**MATERIALS PROVIDED:**

-.-.-

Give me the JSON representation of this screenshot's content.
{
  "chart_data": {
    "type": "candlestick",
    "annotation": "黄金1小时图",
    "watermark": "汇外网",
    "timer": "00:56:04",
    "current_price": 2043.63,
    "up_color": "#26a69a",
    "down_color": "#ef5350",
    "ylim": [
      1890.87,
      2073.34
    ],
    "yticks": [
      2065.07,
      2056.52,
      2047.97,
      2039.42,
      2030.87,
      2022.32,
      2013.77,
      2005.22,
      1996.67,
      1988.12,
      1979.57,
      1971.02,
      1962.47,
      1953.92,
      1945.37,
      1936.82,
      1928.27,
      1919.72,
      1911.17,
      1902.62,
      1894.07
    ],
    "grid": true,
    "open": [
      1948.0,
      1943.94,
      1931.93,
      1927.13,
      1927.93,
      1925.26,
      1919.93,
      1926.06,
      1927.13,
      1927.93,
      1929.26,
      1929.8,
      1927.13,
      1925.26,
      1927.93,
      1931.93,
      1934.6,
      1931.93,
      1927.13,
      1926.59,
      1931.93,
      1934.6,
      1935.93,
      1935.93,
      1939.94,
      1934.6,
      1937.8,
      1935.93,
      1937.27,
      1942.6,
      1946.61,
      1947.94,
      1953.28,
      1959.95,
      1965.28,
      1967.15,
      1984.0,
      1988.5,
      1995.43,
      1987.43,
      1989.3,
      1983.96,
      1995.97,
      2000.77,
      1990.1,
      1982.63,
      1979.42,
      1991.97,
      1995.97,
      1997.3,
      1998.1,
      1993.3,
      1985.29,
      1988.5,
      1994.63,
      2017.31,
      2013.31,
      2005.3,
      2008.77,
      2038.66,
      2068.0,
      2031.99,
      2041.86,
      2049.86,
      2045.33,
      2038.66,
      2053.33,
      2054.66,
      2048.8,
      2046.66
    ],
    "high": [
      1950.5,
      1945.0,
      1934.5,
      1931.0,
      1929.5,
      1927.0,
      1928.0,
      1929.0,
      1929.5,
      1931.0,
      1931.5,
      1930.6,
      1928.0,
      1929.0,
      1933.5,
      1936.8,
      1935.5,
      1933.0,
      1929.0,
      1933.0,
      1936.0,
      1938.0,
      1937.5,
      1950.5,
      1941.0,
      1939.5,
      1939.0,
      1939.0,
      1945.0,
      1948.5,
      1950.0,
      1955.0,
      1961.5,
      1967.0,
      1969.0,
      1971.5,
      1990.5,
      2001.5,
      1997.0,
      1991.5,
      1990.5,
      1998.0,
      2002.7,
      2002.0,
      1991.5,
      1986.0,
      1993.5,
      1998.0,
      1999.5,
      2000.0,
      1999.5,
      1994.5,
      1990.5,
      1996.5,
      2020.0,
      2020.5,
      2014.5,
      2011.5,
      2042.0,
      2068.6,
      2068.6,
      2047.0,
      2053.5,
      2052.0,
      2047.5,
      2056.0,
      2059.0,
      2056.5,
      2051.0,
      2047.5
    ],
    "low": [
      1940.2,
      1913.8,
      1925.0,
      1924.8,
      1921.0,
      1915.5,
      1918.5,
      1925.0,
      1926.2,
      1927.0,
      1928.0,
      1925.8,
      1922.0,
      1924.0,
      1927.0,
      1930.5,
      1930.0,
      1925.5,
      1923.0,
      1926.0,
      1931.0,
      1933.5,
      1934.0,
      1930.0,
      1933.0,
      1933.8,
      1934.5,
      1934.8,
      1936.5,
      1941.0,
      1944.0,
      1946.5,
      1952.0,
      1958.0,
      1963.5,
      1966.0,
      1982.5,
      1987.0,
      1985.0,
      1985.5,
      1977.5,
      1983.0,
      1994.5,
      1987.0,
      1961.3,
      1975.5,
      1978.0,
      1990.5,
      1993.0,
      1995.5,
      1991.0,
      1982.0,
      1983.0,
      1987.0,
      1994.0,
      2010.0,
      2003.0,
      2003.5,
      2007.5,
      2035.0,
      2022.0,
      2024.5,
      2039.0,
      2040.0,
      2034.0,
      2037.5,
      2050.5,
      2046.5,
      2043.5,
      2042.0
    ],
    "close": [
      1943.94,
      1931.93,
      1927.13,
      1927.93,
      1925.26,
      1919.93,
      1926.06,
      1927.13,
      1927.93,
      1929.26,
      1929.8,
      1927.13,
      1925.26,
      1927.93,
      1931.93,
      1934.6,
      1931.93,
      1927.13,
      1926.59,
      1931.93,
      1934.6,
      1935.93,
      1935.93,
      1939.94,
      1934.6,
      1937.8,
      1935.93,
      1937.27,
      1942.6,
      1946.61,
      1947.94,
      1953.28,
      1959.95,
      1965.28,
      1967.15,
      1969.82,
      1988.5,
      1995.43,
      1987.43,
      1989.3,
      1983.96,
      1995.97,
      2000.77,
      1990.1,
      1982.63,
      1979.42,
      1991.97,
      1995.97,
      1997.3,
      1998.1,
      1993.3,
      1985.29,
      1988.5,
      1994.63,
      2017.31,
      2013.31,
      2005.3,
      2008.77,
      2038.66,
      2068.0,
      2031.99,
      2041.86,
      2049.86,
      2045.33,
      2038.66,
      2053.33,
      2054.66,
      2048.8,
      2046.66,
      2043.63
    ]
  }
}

-.-.-

**EXERCISE DESCRIPTION:** All of the entries should be written out again exactly.

**RESPONSE FOR THIS EXERCISE:**
Give me the JSON representation of this screenshot's content.
{
  "chart_data": {
    "type": "candlestick",
    "annotation": "黄金1小时图",
    "watermark": "汇外网",
    "timer": "00:56:04",
    "current_price": 2043.63,
    "up_color": "#26a69a",
    "down_color": "#ef5350",
    "ylim": [
      1890.87,
      2073.34
    ],
    "yticks": [
      2065.07,
      2056.52,
      2047.97,
      2039.42,
      2030.87,
      2022.32,
      2013.77,
      2005.22,
      1996.67,
      1988.12,
      1979.57,
      1971.02,
      1962.47,
      1953.92,
      1945.37,
      1936.82,
      1928.27,
      1919.72,
      1911.17,
      1902.62,
      1894.07
    ],
    "grid": true,
    "open": [
      1948.0,
      1943.94,
      1931.93,
      1927.13,
      1927.93,
      1925.26,
      1919.93,
      1926.06,
      1927.13,
      1927.93,
      1929.26,
      1929.8,
      1927.13,
      1925.26,
      1927.93,
      1931.93,
      1934.6,
      1931.93,
      1927.13,
      1926.59,
      1931.93,
      1934.6,
      1935.93,
      1935.93,
      1939.94,
      1934.6,
      1937.8,
      1935.93,
      1937.27,
      1942.6,
      1946.61,
      1947.94,
      1953.28,
      1959.95,
      1965.28,
      1967.15,
      1984.0,
      1988.5,
      1995.43,
      1987.43,
      1989.3,
      1983.96,
      1995.97,
      2000.77,
      1990.1,
      1982.63,
      1979.42,
      1991.97,
      1995.97,
      1997.3,
      1998.1,
      1993.3,
      1985.29,
      1988.5,
      1994.63,
      2017.31,
      2013.31,
      2005.3,
      2008.77,
      2038.66,
      2068.0,
      2031.99,
      2041.86,
      2049.86,
      2045.33,
      2038.66,
      2053.33,
      2054.66,
      2048.8,
      2046.66
    ],
    "high": [
      1950.5,
      1945.0,
      1934.5,
      1931.0,
      1929.5,
      1927.0,
      1928.0,
      1929.0,
      1929.5,
      1931.0,
      1931.5,
      1930.6,
      1928.0,
      1929.0,
      1933.5,
      1936.8,
      1935.5,
      1933.0,
      1929.0,
      1933.0,
      1936.0,
      1938.0,
      1937.5,
      1950.5,
      1941.0,
      1939.5,
      1939.0,
      1939.0,
      1945.0,
      1948.5,
      1950.0,
      1955.0,
      1961.5,
      1967.0,
      1969.0,
      1971.5,
      1990.5,
      2001.5,
      1997.0,
      1991.5,
      1990.5,
      1998.0,
      2002.7,
      2002.0,
      1991.5,
      1986.0,
      1993.5,
      1998.0,
      1999.5,
      2000.0,
      1999.5,
      1994.5,
      1990.5,
      1996.5,
      2020.0,
      2020.5,
      2014.5,
      2011.5,
      2042.0,
      2068.6,
      2068.6,
      2047.0,
      2053.5,
      2052.0,
      2047.5,
      2056.0,
      2059.0,
      2056.5,
      2051.0,
      2047.5
    ],
    "low": [
      1940.2,
      1913.8,
      1925.0,
      1924.8,
      1921.0,
      1915.5,
      1918.5,
      1925.0,
      1926.2,
      1927.0,
      1928.0,
      1925.8,
      1922.0,
      1924.0,
      1927.0,
      1930.5,
      1930.0,
      1925.5,
      1923.0,
      1926.0,
      1931.0,
      1933.5,
      1934.0,
      1930.0,
      1933.0,
      1933.8,
      1934.5,
      1934.8,
      1936.5,
      1941.0,
      1944.0,
      1946.5,
      1952.0,
      1958.0,
      1963.5,
      1966.0,
      1982.5,
      1987.0,
      1985.0,
      1985.5,
      1977.5,
      1983.0,
      1994.5,
      1987.0,
      1961.3,
      1975.5,
      1978.0,
      1990.5,
      1993.0,
      1995.5,
      1991.0,
      1982.0,
      1983.0,
      1987.0,
      1994.0,
      2010.0,
      2003.0,
      2003.5,
      2007.5,
      2035.0,
      2022.0,
      2024.5,
      2039.0,
      2040.0,
      2034.0,
      2037.5,
      2050.5,
      2046.5,
      2043.5,
      2042.0
    ],
    "close": [
      1943.94,
      1931.93,
      1927.13,
      1927.93,
      1925.26,
      1919.93,
      1926.06,
      1927.13,
      1927.93,
      1929.26,
      1929.8,
      1927.13,
      1925.26,
      1927.93,
      1931.93,
      1934.6,
      1931.93,
      1927.13,
      1926.59,
      1931.93,
      1934.6,
      1935.93,
      1935.93,
      1939.94,
      1934.6,
      1937.8,
      1935.93,
      1937.27,
      1942.6,
      1946.61,
      1947.94,
      1953.28,
      1959.95,
      1965.28,
      1967.15,
      1969.82,
      1988.5,
      1995.43,
      1987.43,
      1989.3,
      1983.96,
      1995.97,
      2000.77,
      1990.1,
      1982.63,
      1979.42,
      1991.97,
      1995.97,
      1997.3,
      1998.1,
      1993.3,
      1985.29,
      1988.5,
      1994.63,
      2017.31,
      2013.31,
      2005.3,
      2008.77,
      2038.66,
      2068.0,
      2031.99,
      2041.86,
      2049.86,
      2045.33,
      2038.66,
      2053.33,
      2054.66,
      2048.8,
      2046.66,
      2043.63
    ]
  }
}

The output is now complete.